"""

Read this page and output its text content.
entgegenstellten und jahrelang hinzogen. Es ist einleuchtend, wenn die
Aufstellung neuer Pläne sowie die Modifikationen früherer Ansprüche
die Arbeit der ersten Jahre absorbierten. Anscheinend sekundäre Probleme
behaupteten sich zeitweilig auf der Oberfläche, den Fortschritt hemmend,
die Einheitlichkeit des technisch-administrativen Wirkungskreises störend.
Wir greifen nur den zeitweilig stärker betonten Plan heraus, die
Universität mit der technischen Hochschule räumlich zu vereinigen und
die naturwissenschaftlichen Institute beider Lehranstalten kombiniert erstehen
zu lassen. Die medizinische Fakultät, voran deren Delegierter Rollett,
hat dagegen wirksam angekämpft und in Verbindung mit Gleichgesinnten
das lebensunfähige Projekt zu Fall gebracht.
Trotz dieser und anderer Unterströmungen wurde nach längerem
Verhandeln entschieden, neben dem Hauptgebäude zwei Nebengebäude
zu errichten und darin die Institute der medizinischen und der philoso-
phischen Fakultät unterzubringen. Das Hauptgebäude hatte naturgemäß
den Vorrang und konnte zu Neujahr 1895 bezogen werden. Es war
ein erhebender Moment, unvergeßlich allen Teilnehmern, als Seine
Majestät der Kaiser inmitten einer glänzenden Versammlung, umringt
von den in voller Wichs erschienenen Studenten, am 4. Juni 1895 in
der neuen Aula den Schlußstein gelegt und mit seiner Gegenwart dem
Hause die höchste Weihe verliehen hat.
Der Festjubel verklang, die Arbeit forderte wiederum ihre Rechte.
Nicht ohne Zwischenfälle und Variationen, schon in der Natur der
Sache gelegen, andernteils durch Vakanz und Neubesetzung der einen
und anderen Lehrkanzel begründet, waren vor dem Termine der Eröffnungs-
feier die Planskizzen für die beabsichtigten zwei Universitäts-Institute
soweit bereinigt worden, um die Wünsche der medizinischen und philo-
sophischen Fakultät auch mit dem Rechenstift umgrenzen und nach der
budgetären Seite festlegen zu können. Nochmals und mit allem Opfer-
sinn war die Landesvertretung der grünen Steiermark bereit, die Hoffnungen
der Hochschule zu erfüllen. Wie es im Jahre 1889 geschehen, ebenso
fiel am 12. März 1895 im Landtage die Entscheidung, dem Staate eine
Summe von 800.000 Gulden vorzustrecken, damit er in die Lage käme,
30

"""

Your task
In the material above, find the lines that contain "Institute" and show them.

The reply
die naturwissenschaftlichen Institute beider Lehranstalten kombiniert erstehen
zu errichten und darin die Institute der medizinischen und der philoso-
feier die Planskizzen für die beabsichtigten zwei Universitäts-Institute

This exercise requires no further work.